● **What is expected**
Every line of the material below must be repeated exactly.

● **Records for the task**
.....
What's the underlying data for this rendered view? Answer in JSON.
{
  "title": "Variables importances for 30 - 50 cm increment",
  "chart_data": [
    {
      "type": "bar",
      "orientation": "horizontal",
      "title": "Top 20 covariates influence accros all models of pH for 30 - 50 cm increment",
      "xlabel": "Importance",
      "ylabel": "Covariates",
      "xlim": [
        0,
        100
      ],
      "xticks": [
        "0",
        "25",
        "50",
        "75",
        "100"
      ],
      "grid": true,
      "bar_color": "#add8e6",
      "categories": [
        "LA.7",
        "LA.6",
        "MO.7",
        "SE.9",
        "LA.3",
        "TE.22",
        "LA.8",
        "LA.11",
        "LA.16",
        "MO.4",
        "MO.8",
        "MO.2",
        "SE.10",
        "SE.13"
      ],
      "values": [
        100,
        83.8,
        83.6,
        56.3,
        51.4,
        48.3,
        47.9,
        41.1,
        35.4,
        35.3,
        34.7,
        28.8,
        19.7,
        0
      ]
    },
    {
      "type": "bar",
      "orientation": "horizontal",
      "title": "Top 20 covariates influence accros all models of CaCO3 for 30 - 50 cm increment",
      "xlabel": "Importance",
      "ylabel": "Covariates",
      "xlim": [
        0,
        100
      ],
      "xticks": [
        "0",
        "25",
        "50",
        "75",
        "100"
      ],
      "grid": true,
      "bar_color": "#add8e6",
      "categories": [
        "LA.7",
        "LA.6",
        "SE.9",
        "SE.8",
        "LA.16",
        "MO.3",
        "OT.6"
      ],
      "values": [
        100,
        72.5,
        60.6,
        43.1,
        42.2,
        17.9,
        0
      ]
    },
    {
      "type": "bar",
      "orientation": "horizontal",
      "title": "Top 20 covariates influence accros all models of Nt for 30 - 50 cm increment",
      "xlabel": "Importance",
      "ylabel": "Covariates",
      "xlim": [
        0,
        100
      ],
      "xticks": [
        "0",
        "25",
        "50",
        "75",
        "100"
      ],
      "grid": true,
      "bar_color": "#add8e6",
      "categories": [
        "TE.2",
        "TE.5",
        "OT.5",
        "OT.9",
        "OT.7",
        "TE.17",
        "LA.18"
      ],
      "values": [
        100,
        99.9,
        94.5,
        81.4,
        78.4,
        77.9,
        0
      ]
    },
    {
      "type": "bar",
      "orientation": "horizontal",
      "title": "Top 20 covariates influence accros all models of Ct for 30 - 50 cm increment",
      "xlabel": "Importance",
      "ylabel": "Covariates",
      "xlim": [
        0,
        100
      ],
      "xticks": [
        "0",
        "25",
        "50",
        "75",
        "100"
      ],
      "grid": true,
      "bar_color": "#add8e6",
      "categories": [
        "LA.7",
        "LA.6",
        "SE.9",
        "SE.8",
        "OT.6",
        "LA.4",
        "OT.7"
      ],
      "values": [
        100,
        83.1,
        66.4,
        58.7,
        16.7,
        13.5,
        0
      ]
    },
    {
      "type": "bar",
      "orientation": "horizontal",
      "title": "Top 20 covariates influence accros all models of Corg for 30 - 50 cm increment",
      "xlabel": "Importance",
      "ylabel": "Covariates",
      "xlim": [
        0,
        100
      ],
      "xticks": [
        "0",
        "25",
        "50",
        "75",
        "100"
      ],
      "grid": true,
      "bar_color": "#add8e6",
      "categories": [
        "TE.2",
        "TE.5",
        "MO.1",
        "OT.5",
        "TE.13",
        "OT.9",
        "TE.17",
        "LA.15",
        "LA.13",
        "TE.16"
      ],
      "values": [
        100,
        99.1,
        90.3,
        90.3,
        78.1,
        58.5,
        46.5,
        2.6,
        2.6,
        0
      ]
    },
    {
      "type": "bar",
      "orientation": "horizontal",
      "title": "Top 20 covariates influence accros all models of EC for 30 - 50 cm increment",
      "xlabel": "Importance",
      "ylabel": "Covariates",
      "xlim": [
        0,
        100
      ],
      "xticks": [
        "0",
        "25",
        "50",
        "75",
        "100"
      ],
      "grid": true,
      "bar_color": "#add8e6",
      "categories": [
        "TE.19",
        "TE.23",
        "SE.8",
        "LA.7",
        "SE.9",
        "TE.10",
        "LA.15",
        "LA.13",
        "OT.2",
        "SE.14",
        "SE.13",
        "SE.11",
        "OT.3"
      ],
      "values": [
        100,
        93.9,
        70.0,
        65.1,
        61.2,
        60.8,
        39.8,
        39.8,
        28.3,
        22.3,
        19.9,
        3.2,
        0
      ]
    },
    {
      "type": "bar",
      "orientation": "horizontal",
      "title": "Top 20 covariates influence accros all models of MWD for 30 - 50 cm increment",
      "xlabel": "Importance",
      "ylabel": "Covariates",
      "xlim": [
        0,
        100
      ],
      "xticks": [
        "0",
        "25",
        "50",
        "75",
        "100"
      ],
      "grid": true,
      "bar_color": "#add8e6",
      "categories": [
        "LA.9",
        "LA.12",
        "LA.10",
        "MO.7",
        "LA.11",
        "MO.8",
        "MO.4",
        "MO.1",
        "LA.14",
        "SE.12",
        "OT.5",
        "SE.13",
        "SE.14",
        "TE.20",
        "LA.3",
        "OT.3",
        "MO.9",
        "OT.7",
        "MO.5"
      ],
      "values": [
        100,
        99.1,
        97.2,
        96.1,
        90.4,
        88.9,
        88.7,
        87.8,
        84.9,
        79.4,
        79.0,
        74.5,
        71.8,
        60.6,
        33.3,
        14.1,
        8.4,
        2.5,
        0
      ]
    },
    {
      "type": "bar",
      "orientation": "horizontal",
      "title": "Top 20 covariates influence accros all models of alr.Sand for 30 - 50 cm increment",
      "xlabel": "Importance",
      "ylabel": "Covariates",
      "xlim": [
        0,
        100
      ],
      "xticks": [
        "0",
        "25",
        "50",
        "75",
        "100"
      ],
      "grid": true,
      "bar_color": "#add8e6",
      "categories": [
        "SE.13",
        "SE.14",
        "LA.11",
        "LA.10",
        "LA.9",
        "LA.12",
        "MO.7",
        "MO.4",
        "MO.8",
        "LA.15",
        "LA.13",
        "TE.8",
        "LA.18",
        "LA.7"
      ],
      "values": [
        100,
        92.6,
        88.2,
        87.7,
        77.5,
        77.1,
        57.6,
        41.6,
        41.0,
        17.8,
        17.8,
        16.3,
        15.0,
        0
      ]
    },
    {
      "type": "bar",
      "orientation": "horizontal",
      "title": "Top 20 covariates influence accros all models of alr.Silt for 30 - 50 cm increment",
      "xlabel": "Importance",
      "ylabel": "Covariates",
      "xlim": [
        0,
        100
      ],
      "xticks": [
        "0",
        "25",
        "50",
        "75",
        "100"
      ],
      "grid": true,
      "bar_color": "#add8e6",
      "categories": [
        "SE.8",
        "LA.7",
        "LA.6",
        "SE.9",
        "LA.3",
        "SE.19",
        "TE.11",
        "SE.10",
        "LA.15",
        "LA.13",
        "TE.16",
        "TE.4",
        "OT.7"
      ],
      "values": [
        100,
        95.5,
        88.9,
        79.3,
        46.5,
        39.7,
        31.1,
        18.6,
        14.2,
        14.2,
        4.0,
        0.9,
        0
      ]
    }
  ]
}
.....
● **Final result**
What's the underlying data for this rendered view? Answer in JSON.
{
  "title": "Variables importances for 30 - 50 cm increment",
  "chart_data": [
    {
      "type": "bar",
      "orientation": "horizontal",
      "title": "Top 20 covariates influence accros all models of pH for 30 - 50 cm increment",
      "xlabel": "Importance",
      "ylabel": "Covariates",
      "xlim": [
        0,
        100
      ],
      "xticks": [
        "0",
        "25",
        "50",
        "75",
        "100"
      ],
      "grid": true,
      "bar_color": "#add8e6",
      "categories": [
        "LA.7",
        "LA.6",
        "MO.7",
        "SE.9",
        "LA.3",
        "TE.22",
        "LA.8",
        "LA.11",
        "LA.16",
        "MO.4",
        "MO.8",
        "MO.2",
        "SE.10",
        "SE.13"
      ],
      "values": [
        100,
        83.8,
        83.6,
        56.3,
        51.4,
        48.3,
        47.9,
        41.1,
        35.4,
        35.3,
        34.7,
        28.8,
        19.7,
        0
      ]
    },
    {
      "type": "bar",
      "orientation": "horizontal",
      "title": "Top 20 covariates influence accros all models of CaCO3 for 30 - 50 cm increment",
      "xlabel": "Importance",
      "ylabel": "Covariates",
      "xlim": [
        0,
        100
      ],
      "xticks": [
        "0",
        "25",
        "50",
        "75",
        "100"
      ],
      "grid": true,
      "bar_color": "#add8e6",
      "categories": [
        "LA.7",
        "LA.6",
        "SE.9",
        "SE.8",
        "LA.16",
        "MO.3",
        "OT.6"
      ],
      "values": [
        100,
        72.5,
        60.6,
        43.1,
        42.2,
        17.9,
        0
      ]
    },
    {
      "type": "bar",
      "orientation": "horizontal",
      "title": "Top 20 covariates influence accros all models of Nt for 30 - 50 cm increment",
      "xlabel": "Importance",
      "ylabel": "Covariates",
      "xlim": [
        0,
        100
      ],
      "xticks": [
        "0",
        "25",
        "50",
        "75",
        "100"
      ],
      "grid": true,
      "bar_color": "#add8e6",
      "categories": [
        "TE.2",
        "TE.5",
        "OT.5",
        "OT.9",
        "OT.7",
        "TE.17",
        "LA.18"
      ],
      "values": [
        100,
        99.9,
        94.5,
        81.4,
        78.4,
        77.9,
        0
      ]
    },
    {
      "type": "bar",
      "orientation": "horizontal",
      "title": "Top 20 covariates influence accros all models of Ct for 30 - 50 cm increment",
      "xlabel": "Importance",
      "ylabel": "Covariates",
      "xlim": [
        0,
        100
      ],
      "xticks": [
        "0",
        "25",
        "50",
        "75",
        "100"
      ],
      "grid": true,
      "bar_color": "#add8e6",
      "categories": [
        "LA.7",
        "LA.6",
        "SE.9",
        "SE.8",
        "OT.6",
        "LA.4",
        "OT.7"
      ],
      "values": [
        100,
        83.1,
        66.4,
        58.7,
        16.7,
        13.5,
        0
      ]
    },
    {
      "type": "bar",
      "orientation": "horizontal",
      "title": "Top 20 covariates influence accros all models of Corg for 30 - 50 cm increment",
      "xlabel": "Importance",
      "ylabel": "Covariates",
      "xlim": [
        0,
        100
      ],
      "xticks": [
        "0",
        "25",
        "50",
        "75",
        "100"
      ],
      "grid": true,
      "bar_color": "#add8e6",
      "categories": [
        "TE.2",
        "TE.5",
        "MO.1",
        "OT.5",
        "TE.13",
        "OT.9",
        "TE.17",
        "LA.15",
        "LA.13",
        "TE.16"
      ],
      "values": [
        100,
        99.1,
        90.3,
        90.3,
        78.1,
        58.5,
        46.5,
        2.6,
        2.6,
        0
      ]
    },
    {
      "type": "bar",
      "orientation": "horizontal",
      "title": "Top 20 covariates influence accros all models of EC for 30 - 50 cm increment",
      "xlabel": "Importance",
      "ylabel": "Covariates",
      "xlim": [
        0,
        100
      ],
      "xticks": [
        "0",
        "25",
        "50",
        "75",
        "100"
      ],
      "grid": true,
      "bar_color": "#add8e6",
      "categories": [
        "TE.19",
        "TE.23",
        "SE.8",
        "LA.7",
        "SE.9",
        "TE.10",
        "LA.15",
        "LA.13",
        "OT.2",
        "SE.14",
        "SE.13",
        "SE.11",
        "OT.3"
      ],
      "values": [
        100,
        93.9,
        70.0,
        65.1,
        61.2,
        60.8,
        39.8,
        39.8,
        28.3,
        22.3,
        19.9,
        3.2,
        0
      ]
    },
    {
      "type": "bar",
      "orientation": "horizontal",
      "title": "Top 20 covariates influence accros all models of MWD for 30 - 50 cm increment",
      "xlabel": "Importance",
      "ylabel": "Covariates",
      "xlim": [
        0,
        100
      ],
      "xticks": [
        "0",
        "25",
        "50",
        "75",
        "100"
      ],
      "grid": true,
      "bar_color": "#add8e6",
      "categories": [
        "LA.9",
        "LA.12",
        "LA.10",
        "MO.7",
        "LA.11",
        "MO.8",
        "MO.4",
        "MO.1",
        "LA.14",
        "SE.12",
        "OT.5",
        "SE.13",
        "SE.14",
        "TE.20",
        "LA.3",
        "OT.3",
        "MO.9",
        "OT.7",
        "MO.5"
      ],
      "values": [
        100,
        99.1,
        97.2,
        96.1,
        90.4,
        88.9,
        88.7,
        87.8,
        84.9,
        79.4,
        79.0,
        74.5,
        71.8,
        60.6,
        33.3,
        14.1,
        8.4,
        2.5,
        0
      ]
    },
    {
      "type": "bar",
      "orientation": "horizontal",
      "title": "Top 20 covariates influence accros all models of alr.Sand for 30 - 50 cm increment",
      "xlabel": "Importance",
      "ylabel": "Covariates",
      "xlim": [
        0,
        100
      ],
      "xticks": [
        "0",
        "25",
        "50",
        "75",
        "100"
      ],
      "grid": true,
      "bar_color": "#add8e6",
      "categories": [
        "SE.13",
        "SE.14",
        "LA.11",
        "LA.10",
        "LA.9",
        "LA.12",
        "MO.7",
        "MO.4",
        "MO.8",
        "LA.15",
        "LA.13",
        "TE.8",
        "LA.18",
        "LA.7"
      ],
      "values": [
        100,
        92.6,
        88.2,
        87.7,
        77.5,
        77.1,
        57.6,
        41.6,
        41.0,
        17.8,
        17.8,
        16.3,
        15.0,
        0
      ]
    },
    {
      "type": "bar",
      "orientation": "horizontal",
      "title": "Top 20 covariates influence accros all models of alr.Silt for 30 - 50 cm increment",
      "xlabel": "Importance",
      "ylabel": "Covariates",
      "xlim": [
        0,
        100
      ],
      "xticks": [
        "0",
        "25",
        "50",
        "75",
        "100"
      ],
      "grid": true,
      "bar_color": "#add8e6",
      "categories": [
        "SE.8",
        "LA.7",
        "LA.6",
        "SE.9",
        "LA.3",
        "SE.19",
        "TE.11",
        "SE.10",
        "LA.15",
        "LA.13",
        "TE.16",
        "TE.4",
        "OT.7"
      ],
      "values": [
        100,
        95.5,
        88.9,
        79.3,
        46.5,
        39.7,
        31.1,
        18.6,
        14.2,
        14.2,
        4.0,
        0.9,
        0
      ]
    }
  ]
}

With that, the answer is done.